■ WORK INSTRUCTIONS ■
Report the count of lines that carry the string "восточнее", and add nothing.

(A run of records)
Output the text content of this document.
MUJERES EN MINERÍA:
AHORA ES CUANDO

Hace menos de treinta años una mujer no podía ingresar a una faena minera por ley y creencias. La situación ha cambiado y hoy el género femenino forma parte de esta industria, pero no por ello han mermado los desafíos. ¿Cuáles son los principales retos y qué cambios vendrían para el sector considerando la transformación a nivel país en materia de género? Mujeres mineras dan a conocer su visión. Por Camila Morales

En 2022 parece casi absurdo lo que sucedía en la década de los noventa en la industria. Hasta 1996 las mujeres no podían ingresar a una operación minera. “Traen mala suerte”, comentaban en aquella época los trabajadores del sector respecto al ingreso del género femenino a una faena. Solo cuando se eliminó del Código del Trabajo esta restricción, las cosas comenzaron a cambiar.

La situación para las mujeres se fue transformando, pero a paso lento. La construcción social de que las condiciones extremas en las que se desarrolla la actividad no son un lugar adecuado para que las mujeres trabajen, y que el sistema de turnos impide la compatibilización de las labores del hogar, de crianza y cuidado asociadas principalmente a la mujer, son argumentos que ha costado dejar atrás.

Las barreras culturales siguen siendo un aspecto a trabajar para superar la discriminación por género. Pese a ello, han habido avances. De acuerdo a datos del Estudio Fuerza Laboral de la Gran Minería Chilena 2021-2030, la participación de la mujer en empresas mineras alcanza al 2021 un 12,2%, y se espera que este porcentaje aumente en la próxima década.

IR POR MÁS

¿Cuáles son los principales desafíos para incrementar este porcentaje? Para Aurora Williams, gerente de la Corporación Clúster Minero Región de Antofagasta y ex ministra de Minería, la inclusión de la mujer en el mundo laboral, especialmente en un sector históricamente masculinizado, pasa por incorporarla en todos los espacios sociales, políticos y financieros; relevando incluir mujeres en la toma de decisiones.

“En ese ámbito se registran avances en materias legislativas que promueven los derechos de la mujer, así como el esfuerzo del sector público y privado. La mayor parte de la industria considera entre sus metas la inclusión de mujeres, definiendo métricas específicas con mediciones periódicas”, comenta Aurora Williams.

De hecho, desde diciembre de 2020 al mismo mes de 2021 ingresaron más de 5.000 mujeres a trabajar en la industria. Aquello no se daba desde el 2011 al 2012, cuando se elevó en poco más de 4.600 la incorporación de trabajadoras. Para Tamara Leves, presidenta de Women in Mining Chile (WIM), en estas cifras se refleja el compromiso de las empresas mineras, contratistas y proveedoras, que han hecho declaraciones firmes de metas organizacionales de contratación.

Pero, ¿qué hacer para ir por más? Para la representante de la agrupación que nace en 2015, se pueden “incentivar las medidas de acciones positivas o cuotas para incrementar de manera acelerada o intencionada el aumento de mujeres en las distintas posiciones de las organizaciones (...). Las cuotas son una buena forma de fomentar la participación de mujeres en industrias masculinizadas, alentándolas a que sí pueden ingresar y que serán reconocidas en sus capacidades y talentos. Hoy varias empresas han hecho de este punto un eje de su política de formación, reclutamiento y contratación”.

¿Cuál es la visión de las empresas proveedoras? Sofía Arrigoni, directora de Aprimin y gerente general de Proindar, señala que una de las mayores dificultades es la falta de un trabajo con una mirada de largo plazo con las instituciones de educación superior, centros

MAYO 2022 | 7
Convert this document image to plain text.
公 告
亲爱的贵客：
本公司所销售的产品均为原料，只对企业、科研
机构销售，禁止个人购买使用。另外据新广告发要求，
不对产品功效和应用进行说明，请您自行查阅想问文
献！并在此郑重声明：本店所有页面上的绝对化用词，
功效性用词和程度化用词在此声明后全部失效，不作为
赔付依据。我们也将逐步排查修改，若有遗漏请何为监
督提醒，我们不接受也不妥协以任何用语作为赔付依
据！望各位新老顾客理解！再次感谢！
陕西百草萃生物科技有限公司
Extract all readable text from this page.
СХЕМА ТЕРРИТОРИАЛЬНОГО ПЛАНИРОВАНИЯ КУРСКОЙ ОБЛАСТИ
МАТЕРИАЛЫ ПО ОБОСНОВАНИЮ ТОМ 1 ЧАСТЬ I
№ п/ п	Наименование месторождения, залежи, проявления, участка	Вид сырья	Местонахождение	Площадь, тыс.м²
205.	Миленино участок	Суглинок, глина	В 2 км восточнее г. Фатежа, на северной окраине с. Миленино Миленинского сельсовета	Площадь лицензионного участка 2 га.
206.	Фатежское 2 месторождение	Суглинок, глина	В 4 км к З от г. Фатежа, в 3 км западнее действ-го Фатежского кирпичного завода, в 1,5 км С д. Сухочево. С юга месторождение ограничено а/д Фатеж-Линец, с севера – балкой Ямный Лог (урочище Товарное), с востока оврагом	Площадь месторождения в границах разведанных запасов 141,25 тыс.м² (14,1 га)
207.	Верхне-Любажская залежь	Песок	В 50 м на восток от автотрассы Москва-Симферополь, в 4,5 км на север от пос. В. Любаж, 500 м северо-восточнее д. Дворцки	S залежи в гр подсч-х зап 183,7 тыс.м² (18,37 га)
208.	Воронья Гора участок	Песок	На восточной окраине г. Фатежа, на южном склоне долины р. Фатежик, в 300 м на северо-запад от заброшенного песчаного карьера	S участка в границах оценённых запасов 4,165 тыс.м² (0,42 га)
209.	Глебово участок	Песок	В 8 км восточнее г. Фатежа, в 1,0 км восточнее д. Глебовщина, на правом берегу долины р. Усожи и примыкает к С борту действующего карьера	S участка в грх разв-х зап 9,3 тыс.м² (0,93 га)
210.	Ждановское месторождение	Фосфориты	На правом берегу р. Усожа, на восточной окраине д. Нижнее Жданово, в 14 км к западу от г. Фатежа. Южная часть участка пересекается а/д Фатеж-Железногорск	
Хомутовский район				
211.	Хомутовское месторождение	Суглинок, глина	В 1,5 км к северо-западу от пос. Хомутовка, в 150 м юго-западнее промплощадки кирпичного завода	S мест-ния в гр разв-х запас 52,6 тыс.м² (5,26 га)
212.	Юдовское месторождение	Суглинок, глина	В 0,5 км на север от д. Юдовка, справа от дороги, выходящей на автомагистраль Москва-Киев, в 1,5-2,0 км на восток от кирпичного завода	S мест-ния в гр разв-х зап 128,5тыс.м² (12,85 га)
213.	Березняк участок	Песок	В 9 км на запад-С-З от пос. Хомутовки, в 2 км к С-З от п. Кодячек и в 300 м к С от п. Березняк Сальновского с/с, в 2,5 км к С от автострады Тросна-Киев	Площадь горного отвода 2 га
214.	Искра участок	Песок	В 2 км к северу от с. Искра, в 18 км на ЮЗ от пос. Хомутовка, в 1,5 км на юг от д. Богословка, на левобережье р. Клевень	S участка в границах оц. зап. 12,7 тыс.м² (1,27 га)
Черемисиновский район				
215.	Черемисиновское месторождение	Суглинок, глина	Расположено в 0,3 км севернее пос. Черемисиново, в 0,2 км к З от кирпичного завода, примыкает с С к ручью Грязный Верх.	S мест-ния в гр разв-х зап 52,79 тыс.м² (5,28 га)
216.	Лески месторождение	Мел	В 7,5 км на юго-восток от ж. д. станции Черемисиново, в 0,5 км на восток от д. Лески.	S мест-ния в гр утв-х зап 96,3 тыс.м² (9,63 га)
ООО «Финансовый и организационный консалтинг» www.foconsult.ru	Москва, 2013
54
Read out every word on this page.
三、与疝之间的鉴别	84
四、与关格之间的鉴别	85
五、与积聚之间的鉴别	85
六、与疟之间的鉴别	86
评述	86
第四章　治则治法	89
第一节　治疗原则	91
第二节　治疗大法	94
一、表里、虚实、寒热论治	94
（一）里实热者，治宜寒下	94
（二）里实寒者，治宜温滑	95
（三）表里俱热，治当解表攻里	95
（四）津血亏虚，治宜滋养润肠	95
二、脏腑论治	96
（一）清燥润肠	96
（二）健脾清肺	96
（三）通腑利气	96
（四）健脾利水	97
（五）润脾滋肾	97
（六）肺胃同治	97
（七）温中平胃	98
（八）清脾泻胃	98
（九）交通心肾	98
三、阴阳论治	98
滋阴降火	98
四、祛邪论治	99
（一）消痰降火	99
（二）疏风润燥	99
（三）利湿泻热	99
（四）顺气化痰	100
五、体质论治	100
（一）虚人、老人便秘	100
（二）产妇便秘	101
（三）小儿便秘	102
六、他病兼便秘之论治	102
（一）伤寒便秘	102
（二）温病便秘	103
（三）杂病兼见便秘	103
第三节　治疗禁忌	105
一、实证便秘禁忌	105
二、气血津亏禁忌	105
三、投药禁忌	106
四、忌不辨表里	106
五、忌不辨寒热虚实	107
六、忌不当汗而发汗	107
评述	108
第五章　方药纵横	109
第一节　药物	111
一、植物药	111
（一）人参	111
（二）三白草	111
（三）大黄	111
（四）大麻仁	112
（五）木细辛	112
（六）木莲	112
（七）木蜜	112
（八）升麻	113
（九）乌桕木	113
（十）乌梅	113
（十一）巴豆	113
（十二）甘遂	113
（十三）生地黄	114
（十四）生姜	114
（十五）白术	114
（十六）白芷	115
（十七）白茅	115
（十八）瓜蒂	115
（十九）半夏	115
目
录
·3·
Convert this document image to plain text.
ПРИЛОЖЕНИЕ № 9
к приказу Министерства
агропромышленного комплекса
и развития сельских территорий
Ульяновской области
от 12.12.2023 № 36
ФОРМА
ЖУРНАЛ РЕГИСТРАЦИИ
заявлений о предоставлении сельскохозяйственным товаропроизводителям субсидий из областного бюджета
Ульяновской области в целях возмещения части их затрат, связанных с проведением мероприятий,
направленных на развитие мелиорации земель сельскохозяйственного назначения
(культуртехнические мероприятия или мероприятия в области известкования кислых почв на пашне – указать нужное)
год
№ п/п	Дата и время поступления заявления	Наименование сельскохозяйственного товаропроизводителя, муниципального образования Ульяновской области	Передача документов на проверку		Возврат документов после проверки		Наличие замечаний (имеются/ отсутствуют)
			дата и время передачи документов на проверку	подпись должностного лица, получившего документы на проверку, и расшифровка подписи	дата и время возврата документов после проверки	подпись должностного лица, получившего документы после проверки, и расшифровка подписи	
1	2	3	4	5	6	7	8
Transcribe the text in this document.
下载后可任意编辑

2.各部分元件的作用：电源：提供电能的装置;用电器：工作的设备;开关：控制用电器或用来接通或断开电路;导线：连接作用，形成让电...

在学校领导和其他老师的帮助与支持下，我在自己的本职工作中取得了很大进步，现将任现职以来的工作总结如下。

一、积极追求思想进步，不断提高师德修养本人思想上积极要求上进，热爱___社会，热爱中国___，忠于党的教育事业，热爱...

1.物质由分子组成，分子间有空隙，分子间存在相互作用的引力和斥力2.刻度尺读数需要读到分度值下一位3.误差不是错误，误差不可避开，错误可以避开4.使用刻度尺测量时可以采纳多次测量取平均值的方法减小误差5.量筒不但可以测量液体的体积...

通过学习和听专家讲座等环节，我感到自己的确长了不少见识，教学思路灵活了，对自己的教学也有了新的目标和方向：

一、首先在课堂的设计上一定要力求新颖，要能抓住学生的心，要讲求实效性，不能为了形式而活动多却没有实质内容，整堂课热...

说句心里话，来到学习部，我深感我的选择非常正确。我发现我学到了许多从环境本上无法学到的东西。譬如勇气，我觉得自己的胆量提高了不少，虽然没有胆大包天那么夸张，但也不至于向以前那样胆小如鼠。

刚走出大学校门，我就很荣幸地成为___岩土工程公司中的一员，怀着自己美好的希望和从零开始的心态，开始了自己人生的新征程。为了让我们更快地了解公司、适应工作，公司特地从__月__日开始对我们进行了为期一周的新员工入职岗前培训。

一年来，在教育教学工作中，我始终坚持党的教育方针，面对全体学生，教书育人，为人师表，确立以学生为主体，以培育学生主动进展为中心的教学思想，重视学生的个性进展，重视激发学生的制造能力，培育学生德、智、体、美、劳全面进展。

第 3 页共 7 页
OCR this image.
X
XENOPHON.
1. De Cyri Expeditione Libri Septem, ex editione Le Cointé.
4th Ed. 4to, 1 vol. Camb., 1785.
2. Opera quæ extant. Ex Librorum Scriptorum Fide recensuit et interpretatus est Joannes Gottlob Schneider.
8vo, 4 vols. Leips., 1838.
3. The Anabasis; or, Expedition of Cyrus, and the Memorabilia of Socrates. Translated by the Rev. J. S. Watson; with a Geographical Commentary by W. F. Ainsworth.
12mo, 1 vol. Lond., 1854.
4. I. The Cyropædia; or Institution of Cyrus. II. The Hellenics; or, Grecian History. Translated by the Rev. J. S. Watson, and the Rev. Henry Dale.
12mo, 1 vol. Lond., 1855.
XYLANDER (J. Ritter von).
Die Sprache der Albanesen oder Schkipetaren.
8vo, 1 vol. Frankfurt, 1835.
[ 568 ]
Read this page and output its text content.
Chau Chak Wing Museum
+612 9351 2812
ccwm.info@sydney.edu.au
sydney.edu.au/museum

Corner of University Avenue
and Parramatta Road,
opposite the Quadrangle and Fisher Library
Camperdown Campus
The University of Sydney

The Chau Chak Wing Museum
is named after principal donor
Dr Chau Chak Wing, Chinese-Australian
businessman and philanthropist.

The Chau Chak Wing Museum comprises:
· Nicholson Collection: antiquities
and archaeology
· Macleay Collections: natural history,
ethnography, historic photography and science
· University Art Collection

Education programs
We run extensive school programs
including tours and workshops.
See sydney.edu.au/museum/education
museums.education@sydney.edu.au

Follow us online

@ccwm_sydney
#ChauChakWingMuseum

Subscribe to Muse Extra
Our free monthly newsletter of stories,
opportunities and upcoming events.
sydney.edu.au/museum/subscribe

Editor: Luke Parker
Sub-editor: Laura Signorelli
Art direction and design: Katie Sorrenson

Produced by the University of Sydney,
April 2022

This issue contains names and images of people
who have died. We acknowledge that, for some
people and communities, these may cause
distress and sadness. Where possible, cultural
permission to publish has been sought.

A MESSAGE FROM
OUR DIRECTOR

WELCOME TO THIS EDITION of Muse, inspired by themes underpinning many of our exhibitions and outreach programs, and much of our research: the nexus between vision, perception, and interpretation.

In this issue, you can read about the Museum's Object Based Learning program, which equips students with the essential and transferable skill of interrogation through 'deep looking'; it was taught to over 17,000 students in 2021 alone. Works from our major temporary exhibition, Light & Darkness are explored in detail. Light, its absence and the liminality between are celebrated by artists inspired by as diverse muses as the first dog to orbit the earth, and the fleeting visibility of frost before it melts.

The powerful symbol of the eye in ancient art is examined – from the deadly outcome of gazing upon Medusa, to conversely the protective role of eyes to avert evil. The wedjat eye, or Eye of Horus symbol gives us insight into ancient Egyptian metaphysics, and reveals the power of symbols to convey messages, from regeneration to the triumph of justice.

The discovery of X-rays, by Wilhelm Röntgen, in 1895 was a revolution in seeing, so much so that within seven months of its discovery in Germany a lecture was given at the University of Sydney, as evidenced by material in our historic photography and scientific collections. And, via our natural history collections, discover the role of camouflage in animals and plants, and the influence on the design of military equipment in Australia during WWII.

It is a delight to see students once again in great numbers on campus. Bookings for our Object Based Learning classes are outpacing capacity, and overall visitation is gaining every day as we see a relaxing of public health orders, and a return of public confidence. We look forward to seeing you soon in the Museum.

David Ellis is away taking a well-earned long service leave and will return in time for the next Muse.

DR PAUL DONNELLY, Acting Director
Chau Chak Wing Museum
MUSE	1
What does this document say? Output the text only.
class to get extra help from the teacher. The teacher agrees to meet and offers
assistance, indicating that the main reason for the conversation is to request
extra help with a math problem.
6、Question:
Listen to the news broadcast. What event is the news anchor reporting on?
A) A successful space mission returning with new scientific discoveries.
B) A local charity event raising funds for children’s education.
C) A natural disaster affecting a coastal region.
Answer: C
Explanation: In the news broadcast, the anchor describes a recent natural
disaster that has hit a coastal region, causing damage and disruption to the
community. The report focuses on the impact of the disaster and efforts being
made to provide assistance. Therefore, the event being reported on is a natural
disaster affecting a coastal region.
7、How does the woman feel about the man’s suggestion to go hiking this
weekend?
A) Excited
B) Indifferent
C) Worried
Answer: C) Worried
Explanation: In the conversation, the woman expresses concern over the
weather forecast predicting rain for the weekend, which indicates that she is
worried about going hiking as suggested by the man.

■ RESULT OF THE TASK ■
3